§ WORK TO BE COMPLETED
From the listing below, pull each line that includes "NOAA".

§ LISTED RECORDS
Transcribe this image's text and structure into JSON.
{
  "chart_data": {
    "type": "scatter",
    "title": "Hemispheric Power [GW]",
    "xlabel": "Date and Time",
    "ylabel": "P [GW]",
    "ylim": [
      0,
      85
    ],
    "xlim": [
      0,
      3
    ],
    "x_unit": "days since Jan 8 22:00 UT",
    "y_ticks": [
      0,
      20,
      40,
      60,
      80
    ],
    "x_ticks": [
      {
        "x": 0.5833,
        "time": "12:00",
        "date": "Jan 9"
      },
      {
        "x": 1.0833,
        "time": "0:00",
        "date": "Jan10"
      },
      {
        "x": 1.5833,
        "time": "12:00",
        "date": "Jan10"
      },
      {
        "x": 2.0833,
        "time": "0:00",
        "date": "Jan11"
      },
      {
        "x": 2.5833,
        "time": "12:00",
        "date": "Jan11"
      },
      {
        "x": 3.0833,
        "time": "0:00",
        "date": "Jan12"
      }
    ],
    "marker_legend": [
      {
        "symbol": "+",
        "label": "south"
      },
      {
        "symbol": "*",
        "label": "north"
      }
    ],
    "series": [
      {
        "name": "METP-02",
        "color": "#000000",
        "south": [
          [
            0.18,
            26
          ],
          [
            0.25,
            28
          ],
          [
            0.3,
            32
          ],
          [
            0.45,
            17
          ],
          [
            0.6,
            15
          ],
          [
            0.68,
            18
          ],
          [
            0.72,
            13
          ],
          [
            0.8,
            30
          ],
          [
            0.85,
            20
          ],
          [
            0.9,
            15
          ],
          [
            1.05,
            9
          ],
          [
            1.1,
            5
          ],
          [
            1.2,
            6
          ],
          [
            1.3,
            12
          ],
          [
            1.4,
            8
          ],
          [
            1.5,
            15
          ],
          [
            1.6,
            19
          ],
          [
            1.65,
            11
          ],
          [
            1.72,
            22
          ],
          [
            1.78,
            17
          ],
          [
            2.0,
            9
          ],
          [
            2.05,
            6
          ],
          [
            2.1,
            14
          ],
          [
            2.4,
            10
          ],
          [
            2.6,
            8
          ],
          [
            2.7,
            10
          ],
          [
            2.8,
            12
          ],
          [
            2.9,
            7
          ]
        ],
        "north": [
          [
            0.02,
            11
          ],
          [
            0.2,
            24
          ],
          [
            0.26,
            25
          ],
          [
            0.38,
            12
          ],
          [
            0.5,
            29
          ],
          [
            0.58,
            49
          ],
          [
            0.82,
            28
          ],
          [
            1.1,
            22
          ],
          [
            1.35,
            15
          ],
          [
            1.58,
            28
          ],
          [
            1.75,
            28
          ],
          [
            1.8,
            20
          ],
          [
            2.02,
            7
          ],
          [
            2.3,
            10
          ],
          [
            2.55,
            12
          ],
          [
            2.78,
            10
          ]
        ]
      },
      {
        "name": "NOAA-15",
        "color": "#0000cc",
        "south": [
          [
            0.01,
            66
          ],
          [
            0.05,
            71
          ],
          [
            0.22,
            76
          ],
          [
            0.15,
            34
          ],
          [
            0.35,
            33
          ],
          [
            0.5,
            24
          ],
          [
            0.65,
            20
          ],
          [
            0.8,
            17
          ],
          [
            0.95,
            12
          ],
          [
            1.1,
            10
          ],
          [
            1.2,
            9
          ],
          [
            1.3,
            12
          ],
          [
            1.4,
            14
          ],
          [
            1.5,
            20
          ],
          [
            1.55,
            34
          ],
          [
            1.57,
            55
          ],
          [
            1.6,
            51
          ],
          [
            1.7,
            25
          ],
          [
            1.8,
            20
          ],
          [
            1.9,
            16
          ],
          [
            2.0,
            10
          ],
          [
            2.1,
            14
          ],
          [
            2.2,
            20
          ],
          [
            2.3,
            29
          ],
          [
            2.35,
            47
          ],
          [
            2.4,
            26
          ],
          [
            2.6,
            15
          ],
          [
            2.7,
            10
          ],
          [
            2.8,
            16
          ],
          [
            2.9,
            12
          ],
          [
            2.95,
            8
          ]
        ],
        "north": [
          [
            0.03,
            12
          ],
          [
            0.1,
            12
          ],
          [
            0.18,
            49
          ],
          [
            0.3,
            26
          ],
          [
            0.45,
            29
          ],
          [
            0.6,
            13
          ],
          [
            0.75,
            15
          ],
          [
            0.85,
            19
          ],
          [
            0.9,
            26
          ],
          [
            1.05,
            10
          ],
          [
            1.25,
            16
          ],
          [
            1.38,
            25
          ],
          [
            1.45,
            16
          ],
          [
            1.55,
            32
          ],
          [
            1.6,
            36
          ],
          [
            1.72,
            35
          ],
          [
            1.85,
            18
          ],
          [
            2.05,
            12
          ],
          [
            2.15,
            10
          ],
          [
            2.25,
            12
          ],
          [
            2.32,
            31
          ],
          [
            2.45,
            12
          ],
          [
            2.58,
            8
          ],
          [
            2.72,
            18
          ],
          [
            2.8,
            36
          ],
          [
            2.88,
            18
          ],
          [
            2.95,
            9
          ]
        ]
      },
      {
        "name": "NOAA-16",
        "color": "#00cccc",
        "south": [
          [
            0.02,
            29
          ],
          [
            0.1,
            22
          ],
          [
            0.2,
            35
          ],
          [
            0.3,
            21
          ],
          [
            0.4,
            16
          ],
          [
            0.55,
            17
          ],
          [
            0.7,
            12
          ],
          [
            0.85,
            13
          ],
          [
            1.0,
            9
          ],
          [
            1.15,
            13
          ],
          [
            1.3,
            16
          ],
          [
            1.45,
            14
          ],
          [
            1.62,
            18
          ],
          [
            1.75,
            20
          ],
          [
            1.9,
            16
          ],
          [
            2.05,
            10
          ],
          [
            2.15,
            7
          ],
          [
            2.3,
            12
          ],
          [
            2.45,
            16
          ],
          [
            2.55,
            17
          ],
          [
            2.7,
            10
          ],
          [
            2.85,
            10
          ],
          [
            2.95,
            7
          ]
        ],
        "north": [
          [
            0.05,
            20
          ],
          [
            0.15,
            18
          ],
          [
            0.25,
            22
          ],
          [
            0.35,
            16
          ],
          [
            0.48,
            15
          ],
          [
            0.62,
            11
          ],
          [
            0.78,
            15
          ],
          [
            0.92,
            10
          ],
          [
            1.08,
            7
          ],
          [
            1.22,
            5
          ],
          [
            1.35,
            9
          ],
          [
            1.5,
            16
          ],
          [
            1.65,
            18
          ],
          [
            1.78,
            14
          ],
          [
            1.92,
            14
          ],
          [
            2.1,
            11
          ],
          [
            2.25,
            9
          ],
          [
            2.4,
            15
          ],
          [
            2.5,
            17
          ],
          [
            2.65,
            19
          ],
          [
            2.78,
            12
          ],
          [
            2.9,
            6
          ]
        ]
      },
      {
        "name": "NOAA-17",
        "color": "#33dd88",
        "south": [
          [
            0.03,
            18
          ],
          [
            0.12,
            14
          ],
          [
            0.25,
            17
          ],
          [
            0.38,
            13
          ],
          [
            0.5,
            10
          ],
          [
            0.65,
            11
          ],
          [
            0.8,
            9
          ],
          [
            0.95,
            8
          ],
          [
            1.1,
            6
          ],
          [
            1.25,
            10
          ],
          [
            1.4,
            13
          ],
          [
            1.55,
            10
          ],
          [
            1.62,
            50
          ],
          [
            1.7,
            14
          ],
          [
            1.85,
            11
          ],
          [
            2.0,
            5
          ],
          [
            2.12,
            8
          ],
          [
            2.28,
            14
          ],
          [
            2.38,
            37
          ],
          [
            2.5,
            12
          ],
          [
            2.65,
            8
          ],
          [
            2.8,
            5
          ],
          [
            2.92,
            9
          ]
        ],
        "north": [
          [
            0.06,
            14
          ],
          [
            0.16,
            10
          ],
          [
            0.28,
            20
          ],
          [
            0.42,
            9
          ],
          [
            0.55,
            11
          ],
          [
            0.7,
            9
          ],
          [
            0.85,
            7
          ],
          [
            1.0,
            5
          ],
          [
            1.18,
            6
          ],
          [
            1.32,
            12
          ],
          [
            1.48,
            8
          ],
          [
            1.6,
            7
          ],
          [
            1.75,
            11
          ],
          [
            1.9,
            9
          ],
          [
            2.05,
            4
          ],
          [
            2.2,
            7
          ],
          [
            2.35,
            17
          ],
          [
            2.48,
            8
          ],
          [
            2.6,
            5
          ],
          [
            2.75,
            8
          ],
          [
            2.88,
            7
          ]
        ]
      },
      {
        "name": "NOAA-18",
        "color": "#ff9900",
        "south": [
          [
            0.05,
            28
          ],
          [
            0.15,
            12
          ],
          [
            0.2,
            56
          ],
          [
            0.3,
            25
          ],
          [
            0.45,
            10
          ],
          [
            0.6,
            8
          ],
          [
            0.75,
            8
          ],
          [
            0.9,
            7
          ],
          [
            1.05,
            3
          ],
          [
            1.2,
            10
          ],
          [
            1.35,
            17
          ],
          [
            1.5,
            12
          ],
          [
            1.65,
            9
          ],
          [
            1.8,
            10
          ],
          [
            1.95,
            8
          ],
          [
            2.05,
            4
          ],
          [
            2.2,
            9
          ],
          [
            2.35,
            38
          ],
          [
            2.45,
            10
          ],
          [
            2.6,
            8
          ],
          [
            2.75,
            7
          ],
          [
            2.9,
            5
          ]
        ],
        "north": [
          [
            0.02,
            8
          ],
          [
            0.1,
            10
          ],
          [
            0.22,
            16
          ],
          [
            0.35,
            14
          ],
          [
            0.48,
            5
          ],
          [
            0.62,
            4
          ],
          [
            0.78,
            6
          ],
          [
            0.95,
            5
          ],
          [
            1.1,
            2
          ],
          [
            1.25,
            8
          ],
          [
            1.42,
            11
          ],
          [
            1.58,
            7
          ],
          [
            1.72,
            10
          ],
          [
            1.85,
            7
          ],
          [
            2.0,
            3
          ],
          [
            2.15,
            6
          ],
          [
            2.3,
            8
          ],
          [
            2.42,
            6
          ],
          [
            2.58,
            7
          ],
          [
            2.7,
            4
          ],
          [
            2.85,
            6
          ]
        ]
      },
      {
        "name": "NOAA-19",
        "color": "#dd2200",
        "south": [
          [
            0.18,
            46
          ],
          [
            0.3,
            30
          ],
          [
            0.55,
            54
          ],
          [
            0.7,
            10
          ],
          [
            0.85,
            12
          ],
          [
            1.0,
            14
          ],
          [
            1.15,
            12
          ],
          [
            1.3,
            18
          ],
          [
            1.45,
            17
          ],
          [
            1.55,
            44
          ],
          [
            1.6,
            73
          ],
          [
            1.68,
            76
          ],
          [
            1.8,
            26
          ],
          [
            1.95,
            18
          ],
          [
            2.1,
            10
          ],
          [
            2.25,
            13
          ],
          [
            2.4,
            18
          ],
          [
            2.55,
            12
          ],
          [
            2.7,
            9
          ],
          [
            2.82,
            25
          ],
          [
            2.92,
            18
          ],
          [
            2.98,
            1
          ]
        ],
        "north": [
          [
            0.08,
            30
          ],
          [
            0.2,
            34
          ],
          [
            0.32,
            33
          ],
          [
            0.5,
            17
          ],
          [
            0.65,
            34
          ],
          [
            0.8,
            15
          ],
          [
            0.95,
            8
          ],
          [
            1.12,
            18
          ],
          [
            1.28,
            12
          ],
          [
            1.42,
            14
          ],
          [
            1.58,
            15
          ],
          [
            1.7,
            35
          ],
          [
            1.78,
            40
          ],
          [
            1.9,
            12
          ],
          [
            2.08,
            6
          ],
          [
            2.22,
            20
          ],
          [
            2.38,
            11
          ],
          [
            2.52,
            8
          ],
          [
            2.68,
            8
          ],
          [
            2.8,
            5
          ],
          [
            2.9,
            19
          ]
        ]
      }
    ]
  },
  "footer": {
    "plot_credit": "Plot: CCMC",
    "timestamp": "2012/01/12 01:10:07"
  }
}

§ WORKED ANSWER
        "name": "NOAA-15",
        "name": "NOAA-16",
        "name": "NOAA-17",
        "name": "NOAA-18",
        "name": "NOAA-19",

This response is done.